Recorded data:
— start —

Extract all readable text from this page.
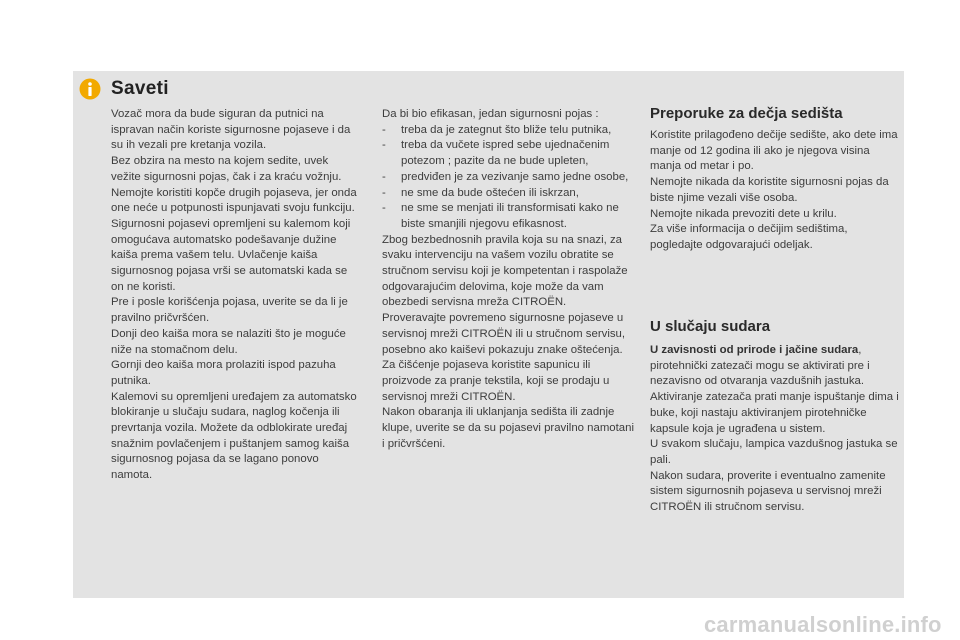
Saveti

Vozač mora da bude siguran da putnici na ispravan način koriste sigurnosne pojaseve i da su ih vezali pre kretanja vozila.

Bez obzira na mesto na kojem sedite, uvek vežite sigurnosni pojas, čak i za kraću vožnju.

Nemojte koristiti kopče drugih pojaseva, jer onda one neće u potpunosti ispunjavati svoju funkciju.

Sigurnosni pojasevi opremljeni su kalemom koji omogućava automatsko podešavanje dužine kaiša prema vašem telu. Uvlačenje kaiša sigurnosnog pojasa vrši se automatski kada se on ne koristi.

Pre i posle korišćenja pojasa, uverite se da li je pravilno pričvršćen.

Donji deo kaiša mora se nalaziti što je moguće niže na stomačnom delu.

Gornji deo kaiša mora prolaziti ispod pazuha putnika.

Kalemovi su opremljeni uređajem za automatsko blokiranje u slučaju sudara, naglog kočenja ili prevrtanja vozila. Možete da odblokirate uređaj snažnim povlačenjem i puštanjem samog kaiša sigurnosnog pojasa da se lagano ponovo namota.

Da bi bio efikasan, jedan sigurnosni pojas :

-	treba da je zategnut što bliže telu putnika,
-	treba da vučete ispred sebe ujednačenim potezom ; pazite da ne bude upleten,
-	predviđen je za vezivanje samo jedne osobe,
-	ne sme da bude oštećen ili iskrzan,
-	ne sme se menjati ili transformisati kako ne biste smanjili njegovu efikasnost.

Zbog bezbednosnih pravila koja su na snazi, za svaku intervenciju na vašem vozilu obratite se stručnom servisu koji je kompetentan i raspolaže odgovarajućim delovima, koje može da vam obezbedi servisna mreža CITROËN.

Proveravajte povremeno sigurnosne pojaseve u servisnoj mreži CITROËN ili u stručnom servisu, posebno ako kaiševi pokazuju znake oštećenja.

Za čišćenje pojaseva koristite sapunicu ili proizvode za pranje tekstila, koji se prodaju u servisnoj mreži CITROËN.

Nakon obaranja ili uklanjanja sedišta ili zadnje klupe, uverite se da su pojasevi pravilno namotani i pričvršćeni.

Preporuke za dečja sedišta

Koristite prilagođeno dečije sedište, ako dete ima manje od 12 godina ili ako je njegova visina manja od metar i po.

Nemojte nikada da koristite sigurnosni pojas da biste njime vezali više osoba.

Nemojte nikada prevoziti dete u krilu.

Za više informacija o dečijim sedištima, pogledajte odgovarajući odeljak.

U slučaju sudara

U zavisnosti od prirode i jačine sudara, pirotehnički zatezači mogu se aktivirati pre i nezavisno od otvaranja vazdušnih jastuka. Aktiviranje zatezača prati manje ispuštanje dima i buke, koji nastaju aktiviranjem pirotehničke kapsule koja je ugrađena u sistem.

U svakom slučaju, lampica vazdušnog jastuka se pali.

Nakon sudara, proverite i eventualno zamenite sistem sigurnosnih pojaseva u servisnoj mreži CITROËN ili stručnom servisu.

carmanualsonline.info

— end —

Directions: Pictures are to be left out; repeat all the remaining data exactly.

Reply to the exercise:
Extract all readable text from this page.
Saveti

Vozač mora da bude siguran da putnici na ispravan način koriste sigurnosne pojaseve i da su ih vezali pre kretanja vozila.

Bez obzira na mesto na kojem sedite, uvek vežite sigurnosni pojas, čak i za kraću vožnju.

Nemojte koristiti kopče drugih pojaseva, jer onda one neće u potpunosti ispunjavati svoju funkciju.

Sigurnosni pojasevi opremljeni su kalemom koji omogućava automatsko podešavanje dužine kaiša prema vašem telu. Uvlačenje kaiša sigurnosnog pojasa vrši se automatski kada se on ne koristi.

Pre i posle korišćenja pojasa, uverite se da li je pravilno pričvršćen.

Donji deo kaiša mora se nalaziti što je moguće niže na stomačnom delu.

Gornji deo kaiša mora prolaziti ispod pazuha putnika.

Kalemovi su opremljeni uređajem za automatsko blokiranje u slučaju sudara, naglog kočenja ili prevrtanja vozila. Možete da odblokirate uređaj snažnim povlačenjem i puštanjem samog kaiša sigurnosnog pojasa da se lagano ponovo namota.

Da bi bio efikasan, jedan sigurnosni pojas :

-	treba da je zategnut što bliže telu putnika,
-	treba da vučete ispred sebe ujednačenim potezom ; pazite da ne bude upleten,
-	predviđen je za vezivanje samo jedne osobe,
-	ne sme da bude oštećen ili iskrzan,
-	ne sme se menjati ili transformisati kako ne biste smanjili njegovu efikasnost.

Zbog bezbednosnih pravila koja su na snazi, za svaku intervenciju na vašem vozilu obratite se stručnom servisu koji je kompetentan i raspolaže odgovarajućim delovima, koje može da vam obezbedi servisna mreža CITROËN.

Proveravajte povremeno sigurnosne pojaseve u servisnoj mreži CITROËN ili u stručnom servisu, posebno ako kaiševi pokazuju znake oštećenja.

Za čišćenje pojaseva koristite sapunicu ili proizvode za pranje tekstila, koji se prodaju u servisnoj mreži CITROËN.

Nakon obaranja ili uklanjanja sedišta ili zadnje klupe, uverite se da su pojasevi pravilno namotani i pričvršćeni.

Preporuke za dečja sedišta

Koristite prilagođeno dečije sedište, ako dete ima manje od 12 godina ili ako je njegova visina manja od metar i po.

Nemojte nikada da koristite sigurnosni pojas da biste njime vezali više osoba.

Nemojte nikada prevoziti dete u krilu.

Za više informacija o dečijim sedištima, pogledajte odgovarajući odeljak.

U slučaju sudara

U zavisnosti od prirode i jačine sudara, pirotehnički zatezači mogu se aktivirati pre i nezavisno od otvaranja vazdušnih jastuka. Aktiviranje zatezača prati manje ispuštanje dima i buke, koji nastaju aktiviranjem pirotehničke kapsule koja je ugrađena u sistem.

U svakom slučaju, lampica vazdušnog jastuka se pali.

Nakon sudara, proverite i eventualno zamenite sistem sigurnosnih pojaseva u servisnoj mreži CITROËN ili stručnom servisu.

carmanualsonline.info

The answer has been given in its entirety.